* What the exercise asks: Please retype the listing from its first line through the line containing "page-number: ۱۰۶ xyxy=(1403,2129,1478,2177)", including that line, without changing anything.

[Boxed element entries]

** start **

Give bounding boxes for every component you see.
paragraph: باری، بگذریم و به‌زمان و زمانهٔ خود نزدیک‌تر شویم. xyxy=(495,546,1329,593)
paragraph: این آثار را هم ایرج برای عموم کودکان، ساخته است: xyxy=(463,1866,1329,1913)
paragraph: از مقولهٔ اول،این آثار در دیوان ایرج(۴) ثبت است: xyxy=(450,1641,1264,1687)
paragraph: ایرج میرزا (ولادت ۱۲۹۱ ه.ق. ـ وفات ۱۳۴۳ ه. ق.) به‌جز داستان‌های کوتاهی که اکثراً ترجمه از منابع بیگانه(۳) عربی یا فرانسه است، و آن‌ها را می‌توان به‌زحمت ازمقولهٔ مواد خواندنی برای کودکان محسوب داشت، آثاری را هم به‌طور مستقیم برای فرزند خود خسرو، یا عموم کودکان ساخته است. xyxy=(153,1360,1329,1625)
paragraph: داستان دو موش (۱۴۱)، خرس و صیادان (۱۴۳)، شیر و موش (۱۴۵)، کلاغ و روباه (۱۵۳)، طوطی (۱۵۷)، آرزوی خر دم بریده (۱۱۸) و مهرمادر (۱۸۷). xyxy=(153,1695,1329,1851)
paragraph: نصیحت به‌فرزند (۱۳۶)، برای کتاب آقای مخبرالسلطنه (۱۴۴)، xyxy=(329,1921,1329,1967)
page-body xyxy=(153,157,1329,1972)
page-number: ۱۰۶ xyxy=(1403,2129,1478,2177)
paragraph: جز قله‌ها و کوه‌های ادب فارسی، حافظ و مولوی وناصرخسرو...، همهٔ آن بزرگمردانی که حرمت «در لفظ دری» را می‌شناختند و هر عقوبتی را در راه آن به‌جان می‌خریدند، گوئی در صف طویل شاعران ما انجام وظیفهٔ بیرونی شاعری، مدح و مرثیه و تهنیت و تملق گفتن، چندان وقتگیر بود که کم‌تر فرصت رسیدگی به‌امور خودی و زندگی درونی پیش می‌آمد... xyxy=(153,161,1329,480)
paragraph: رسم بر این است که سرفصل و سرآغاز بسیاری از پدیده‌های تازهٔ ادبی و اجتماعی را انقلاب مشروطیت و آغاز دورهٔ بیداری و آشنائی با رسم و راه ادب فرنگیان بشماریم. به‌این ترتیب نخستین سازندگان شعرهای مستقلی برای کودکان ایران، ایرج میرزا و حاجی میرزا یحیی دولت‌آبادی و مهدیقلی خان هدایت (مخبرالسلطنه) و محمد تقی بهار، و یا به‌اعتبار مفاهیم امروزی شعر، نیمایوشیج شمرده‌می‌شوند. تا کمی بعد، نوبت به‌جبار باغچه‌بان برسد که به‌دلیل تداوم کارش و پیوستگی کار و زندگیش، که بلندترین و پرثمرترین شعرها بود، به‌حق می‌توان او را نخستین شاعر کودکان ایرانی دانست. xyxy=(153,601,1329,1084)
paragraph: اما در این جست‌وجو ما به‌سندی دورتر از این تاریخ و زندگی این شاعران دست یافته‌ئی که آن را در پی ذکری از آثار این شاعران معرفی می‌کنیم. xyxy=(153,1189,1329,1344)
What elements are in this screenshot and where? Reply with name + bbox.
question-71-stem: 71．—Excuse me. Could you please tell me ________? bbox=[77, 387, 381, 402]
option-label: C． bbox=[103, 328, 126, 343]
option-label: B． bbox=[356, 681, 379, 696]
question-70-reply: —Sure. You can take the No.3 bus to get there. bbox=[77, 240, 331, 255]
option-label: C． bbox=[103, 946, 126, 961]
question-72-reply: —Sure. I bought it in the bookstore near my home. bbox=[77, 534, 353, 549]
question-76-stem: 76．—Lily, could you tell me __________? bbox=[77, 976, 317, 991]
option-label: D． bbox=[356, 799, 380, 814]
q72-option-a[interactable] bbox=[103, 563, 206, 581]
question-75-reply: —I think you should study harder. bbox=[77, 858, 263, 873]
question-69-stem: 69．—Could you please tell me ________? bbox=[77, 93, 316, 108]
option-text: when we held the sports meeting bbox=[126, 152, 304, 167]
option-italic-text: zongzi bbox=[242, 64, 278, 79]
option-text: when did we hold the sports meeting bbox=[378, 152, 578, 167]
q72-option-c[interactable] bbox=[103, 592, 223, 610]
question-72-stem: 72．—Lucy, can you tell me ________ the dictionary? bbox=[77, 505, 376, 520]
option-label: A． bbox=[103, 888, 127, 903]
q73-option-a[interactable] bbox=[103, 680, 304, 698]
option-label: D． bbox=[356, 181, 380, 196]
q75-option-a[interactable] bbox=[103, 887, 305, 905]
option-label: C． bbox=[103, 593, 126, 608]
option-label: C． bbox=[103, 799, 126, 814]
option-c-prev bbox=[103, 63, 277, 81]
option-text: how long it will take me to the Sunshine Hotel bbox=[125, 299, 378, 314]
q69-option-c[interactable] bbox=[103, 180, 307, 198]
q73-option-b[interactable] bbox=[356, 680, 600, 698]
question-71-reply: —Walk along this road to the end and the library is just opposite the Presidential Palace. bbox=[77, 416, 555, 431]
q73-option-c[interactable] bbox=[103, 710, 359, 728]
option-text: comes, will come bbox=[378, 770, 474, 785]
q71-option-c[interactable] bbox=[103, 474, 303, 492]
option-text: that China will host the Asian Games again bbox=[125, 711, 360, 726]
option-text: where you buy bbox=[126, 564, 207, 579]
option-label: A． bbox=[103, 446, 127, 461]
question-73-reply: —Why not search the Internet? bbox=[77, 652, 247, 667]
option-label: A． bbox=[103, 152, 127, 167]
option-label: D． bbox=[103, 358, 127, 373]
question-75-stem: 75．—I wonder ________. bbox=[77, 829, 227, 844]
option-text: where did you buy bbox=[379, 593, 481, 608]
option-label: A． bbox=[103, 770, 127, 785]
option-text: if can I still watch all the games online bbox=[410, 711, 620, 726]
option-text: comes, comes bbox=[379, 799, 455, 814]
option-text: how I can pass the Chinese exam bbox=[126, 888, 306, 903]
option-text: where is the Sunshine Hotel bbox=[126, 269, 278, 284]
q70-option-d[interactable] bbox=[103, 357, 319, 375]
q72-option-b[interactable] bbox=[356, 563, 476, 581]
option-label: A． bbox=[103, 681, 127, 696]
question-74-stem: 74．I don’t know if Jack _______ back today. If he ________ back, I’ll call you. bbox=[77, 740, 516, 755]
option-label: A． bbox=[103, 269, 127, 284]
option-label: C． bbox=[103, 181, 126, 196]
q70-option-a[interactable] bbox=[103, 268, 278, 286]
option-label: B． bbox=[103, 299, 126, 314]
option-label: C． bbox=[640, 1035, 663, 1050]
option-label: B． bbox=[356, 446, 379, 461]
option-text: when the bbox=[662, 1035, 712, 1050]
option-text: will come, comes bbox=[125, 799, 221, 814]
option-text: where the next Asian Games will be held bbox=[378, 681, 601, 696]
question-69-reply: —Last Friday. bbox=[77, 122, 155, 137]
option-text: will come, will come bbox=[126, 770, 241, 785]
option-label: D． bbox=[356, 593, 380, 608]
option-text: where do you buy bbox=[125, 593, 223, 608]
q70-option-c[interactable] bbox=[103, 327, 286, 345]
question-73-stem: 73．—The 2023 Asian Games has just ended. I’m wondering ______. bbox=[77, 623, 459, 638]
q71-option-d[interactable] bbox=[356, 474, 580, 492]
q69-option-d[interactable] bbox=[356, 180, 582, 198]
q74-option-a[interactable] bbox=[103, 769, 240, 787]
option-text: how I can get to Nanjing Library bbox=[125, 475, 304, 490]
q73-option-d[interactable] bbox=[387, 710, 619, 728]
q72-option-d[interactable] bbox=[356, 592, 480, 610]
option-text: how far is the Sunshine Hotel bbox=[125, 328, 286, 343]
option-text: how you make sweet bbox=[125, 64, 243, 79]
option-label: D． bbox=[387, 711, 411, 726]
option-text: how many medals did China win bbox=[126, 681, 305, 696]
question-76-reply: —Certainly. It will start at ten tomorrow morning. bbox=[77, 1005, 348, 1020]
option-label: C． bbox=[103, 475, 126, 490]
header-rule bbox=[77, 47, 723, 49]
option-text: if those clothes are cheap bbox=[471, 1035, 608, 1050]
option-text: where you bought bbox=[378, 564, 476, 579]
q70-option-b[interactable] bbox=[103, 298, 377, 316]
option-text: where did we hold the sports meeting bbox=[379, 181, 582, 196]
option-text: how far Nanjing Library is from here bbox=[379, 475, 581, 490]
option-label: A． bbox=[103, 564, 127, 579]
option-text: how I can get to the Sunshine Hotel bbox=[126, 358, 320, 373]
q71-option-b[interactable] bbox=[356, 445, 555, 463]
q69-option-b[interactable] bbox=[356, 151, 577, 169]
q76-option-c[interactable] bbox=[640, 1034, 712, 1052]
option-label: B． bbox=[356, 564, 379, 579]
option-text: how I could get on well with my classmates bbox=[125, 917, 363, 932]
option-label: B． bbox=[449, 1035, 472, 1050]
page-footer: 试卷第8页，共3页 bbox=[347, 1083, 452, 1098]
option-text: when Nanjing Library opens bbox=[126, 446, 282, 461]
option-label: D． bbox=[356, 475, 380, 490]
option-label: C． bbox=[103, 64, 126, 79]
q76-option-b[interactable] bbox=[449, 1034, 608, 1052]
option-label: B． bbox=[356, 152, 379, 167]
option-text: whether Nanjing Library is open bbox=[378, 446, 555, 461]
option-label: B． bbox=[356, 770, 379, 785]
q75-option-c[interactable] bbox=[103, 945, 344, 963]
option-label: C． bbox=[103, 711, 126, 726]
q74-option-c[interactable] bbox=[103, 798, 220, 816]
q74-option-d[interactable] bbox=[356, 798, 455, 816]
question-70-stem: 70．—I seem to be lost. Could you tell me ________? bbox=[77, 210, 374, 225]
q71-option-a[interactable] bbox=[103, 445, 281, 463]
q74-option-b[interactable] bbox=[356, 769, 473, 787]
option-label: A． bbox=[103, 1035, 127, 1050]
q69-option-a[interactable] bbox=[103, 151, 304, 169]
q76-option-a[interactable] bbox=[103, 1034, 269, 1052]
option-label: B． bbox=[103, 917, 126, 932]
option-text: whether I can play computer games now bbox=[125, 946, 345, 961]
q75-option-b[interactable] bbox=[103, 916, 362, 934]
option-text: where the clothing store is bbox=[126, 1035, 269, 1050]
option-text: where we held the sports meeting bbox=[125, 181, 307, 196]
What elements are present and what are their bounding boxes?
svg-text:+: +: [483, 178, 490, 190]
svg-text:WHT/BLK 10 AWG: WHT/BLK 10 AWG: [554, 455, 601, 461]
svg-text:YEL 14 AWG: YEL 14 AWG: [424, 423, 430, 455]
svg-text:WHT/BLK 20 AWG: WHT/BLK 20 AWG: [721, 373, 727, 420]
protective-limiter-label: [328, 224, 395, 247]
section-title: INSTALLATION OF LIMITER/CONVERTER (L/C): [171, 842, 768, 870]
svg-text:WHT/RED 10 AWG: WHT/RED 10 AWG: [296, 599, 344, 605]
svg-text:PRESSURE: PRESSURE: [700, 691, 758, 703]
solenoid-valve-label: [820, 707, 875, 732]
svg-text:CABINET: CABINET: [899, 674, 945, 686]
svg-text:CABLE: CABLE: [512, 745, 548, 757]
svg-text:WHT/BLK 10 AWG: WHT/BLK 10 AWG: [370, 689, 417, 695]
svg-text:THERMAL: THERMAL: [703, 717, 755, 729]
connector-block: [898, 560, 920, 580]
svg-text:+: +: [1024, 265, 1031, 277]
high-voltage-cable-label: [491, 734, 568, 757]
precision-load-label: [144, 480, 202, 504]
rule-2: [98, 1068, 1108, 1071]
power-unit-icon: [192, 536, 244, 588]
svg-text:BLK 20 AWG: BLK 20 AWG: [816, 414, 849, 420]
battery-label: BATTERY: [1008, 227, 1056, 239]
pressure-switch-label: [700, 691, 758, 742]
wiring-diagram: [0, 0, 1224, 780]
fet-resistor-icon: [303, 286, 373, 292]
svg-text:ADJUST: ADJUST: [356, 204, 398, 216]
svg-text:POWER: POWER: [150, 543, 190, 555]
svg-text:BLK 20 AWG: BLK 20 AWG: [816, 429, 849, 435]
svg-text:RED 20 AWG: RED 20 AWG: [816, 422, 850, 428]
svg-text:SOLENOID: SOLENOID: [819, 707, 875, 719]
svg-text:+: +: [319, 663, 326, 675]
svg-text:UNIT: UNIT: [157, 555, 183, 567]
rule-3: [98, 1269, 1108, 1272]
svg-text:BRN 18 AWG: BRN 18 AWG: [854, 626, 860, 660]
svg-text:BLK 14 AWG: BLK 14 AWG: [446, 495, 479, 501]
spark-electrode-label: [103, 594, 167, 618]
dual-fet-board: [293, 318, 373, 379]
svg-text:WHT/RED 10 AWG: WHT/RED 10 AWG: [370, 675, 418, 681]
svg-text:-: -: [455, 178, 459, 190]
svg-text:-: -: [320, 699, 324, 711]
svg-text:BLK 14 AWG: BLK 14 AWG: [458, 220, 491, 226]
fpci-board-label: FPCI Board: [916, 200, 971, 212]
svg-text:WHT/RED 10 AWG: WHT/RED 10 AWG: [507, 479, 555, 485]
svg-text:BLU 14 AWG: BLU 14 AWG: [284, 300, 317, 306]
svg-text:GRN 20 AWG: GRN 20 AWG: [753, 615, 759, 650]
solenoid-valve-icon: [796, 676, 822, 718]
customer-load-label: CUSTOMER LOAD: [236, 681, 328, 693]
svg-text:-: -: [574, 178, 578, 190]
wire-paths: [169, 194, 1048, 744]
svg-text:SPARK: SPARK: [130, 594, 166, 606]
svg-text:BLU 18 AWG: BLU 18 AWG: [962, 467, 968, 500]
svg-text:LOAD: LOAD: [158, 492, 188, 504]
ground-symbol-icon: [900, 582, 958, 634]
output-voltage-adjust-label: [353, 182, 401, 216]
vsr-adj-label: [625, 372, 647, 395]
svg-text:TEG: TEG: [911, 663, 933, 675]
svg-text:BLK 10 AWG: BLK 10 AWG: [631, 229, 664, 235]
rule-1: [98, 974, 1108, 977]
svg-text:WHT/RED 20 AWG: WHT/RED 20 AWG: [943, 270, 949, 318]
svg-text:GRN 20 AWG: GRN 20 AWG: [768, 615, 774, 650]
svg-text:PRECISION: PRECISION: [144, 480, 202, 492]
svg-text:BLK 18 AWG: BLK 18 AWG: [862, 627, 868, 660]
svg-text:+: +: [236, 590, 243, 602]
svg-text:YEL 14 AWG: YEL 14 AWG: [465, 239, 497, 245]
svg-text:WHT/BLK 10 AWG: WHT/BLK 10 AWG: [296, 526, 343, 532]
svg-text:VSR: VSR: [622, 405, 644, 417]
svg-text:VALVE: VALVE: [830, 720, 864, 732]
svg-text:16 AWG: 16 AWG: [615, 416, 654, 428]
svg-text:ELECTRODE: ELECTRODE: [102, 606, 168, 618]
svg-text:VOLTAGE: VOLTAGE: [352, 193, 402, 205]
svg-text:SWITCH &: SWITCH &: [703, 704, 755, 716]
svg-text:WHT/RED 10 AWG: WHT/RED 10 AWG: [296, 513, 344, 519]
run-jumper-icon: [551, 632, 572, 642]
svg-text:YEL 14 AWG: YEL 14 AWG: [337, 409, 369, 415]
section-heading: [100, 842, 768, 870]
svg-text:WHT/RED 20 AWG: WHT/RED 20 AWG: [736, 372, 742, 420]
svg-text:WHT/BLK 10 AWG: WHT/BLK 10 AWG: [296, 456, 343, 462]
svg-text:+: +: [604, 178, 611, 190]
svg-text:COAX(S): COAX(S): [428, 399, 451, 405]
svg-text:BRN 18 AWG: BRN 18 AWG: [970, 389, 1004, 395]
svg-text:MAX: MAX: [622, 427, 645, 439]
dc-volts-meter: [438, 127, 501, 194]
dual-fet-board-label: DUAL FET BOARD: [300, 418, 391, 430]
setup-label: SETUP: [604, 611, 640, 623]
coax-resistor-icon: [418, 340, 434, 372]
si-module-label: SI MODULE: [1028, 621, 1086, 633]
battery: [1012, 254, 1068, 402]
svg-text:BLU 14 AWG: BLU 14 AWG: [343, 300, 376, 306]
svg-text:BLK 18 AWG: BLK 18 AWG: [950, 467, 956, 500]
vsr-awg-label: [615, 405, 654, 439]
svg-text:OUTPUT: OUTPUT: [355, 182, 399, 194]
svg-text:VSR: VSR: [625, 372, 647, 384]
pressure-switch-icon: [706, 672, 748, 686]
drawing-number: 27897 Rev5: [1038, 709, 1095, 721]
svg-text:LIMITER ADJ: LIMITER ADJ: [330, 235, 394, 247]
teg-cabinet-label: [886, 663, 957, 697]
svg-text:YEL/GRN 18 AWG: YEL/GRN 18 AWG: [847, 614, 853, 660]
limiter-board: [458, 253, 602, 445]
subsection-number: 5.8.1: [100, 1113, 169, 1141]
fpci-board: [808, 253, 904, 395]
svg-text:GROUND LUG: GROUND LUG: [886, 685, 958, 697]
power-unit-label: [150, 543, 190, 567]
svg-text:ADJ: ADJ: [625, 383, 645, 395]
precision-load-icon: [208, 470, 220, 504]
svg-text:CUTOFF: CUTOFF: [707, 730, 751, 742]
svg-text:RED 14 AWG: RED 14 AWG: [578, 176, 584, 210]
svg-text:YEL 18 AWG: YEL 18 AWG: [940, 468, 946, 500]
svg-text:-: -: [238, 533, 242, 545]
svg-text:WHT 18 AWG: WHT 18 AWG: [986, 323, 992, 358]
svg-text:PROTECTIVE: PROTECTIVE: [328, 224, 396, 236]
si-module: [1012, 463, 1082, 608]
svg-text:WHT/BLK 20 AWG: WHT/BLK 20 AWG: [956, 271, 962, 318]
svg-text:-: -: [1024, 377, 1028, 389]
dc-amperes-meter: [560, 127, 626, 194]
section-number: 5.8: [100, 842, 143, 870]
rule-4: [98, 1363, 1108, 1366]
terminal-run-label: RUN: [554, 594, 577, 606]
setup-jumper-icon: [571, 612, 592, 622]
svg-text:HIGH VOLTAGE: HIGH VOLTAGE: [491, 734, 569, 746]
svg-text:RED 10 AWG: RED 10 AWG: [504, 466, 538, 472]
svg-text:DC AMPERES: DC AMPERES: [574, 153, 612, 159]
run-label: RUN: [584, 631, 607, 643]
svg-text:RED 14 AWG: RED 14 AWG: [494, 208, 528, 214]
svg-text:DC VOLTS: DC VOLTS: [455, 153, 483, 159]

** end **

* Task output:
Give bounding boxes for every component you see.
paragraph: باری، بگذریم و به‌زمان و زمانهٔ خود نزدیک‌تر شویم. xyxy=(495,546,1329,593)
paragraph: این آثار را هم ایرج برای عموم کودکان، ساخته است: xyxy=(463,1866,1329,1913)
paragraph: از مقولهٔ اول،این آثار در دیوان ایرج(۴) ثبت است: xyxy=(450,1641,1264,1687)
paragraph: ایرج میرزا (ولادت ۱۲۹۱ ه.ق. ـ وفات ۱۳۴۳ ه. ق.) به‌جز داستان‌های کوتاهی که اکثراً ترجمه از منابع بیگانه(۳) عربی یا فرانسه است، و آن‌ها را می‌توان به‌زحمت ازمقولهٔ مواد خواندنی برای کودکان محسوب داشت، آثاری را هم به‌طور مستقیم برای فرزند خود خسرو، یا عموم کودکان ساخته است. xyxy=(153,1360,1329,1625)
paragraph: داستان دو موش (۱۴۱)، خرس و صیادان (۱۴۳)، شیر و موش (۱۴۵)، کلاغ و روباه (۱۵۳)، طوطی (۱۵۷)، آرزوی خر دم بریده (۱۱۸) و مهرمادر (۱۸۷). xyxy=(153,1695,1329,1851)
paragraph: نصیحت به‌فرزند (۱۳۶)، برای کتاب آقای مخبرالسلطنه (۱۴۴)، xyxy=(329,1921,1329,1967)
page-body xyxy=(153,157,1329,1972)
page-number: ۱۰۶ xyxy=(1403,2129,1478,2177)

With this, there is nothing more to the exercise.